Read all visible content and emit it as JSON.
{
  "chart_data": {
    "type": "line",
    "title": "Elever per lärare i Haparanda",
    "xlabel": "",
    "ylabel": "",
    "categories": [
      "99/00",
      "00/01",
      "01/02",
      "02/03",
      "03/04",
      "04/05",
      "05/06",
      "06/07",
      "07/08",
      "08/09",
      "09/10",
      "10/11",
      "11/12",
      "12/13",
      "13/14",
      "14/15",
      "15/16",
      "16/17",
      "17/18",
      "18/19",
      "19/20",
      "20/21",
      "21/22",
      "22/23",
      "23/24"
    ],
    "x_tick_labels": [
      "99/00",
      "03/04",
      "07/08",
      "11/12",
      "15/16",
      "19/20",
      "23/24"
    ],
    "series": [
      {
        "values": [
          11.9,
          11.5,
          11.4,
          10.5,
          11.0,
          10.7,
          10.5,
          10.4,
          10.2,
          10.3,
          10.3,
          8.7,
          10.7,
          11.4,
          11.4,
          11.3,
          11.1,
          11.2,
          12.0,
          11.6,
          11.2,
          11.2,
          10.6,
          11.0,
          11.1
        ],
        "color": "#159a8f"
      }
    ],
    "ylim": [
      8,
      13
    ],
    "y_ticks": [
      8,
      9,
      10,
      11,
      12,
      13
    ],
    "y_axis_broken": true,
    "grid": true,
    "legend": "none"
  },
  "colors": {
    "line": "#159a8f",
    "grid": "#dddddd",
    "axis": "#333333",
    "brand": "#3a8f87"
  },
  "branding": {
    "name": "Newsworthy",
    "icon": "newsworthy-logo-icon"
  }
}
● ● ● ● ●
§ **Request**
Copy the entries above exactly, leaving none out.

§ **Written solution**
Read all visible content and emit it as JSON.
{
  "chart_data": {
    "type": "line",
    "title": "Elever per lärare i Haparanda",
    "xlabel": "",
    "ylabel": "",
    "categories": [
      "99/00",
      "00/01",
      "01/02",
      "02/03",
      "03/04",
      "04/05",
      "05/06",
      "06/07",
      "07/08",
      "08/09",
      "09/10",
      "10/11",
      "11/12",
      "12/13",
      "13/14",
      "14/15",
      "15/16",
      "16/17",
      "17/18",
      "18/19",
      "19/20",
      "20/21",
      "21/22",
      "22/23",
      "23/24"
    ],
    "x_tick_labels": [
      "99/00",
      "03/04",
      "07/08",
      "11/12",
      "15/16",
      "19/20",
      "23/24"
    ],
    "series": [
      {
        "values": [
          11.9,
          11.5,
          11.4,
          10.5,
          11.0,
          10.7,
          10.5,
          10.4,
          10.2,
          10.3,
          10.3,
          8.7,
          10.7,
          11.4,
          11.4,
          11.3,
          11.1,
          11.2,
          12.0,
          11.6,
          11.2,
          11.2,
          10.6,
          11.0,
          11.1
        ],
        "color": "#159a8f"
      }
    ],
    "ylim": [
      8,
      13
    ],
    "y_ticks": [
      8,
      9,
      10,
      11,
      12,
      13
    ],
    "y_axis_broken": true,
    "grid": true,
    "legend": "none"
  },
  "colors": {
    "line": "#159a8f",
    "grid": "#dddddd",
    "axis": "#333333",
    "brand": "#3a8f87"
  },
  "branding": {
    "name": "Newsworthy",
    "icon": "newsworthy-logo-icon"
  }
}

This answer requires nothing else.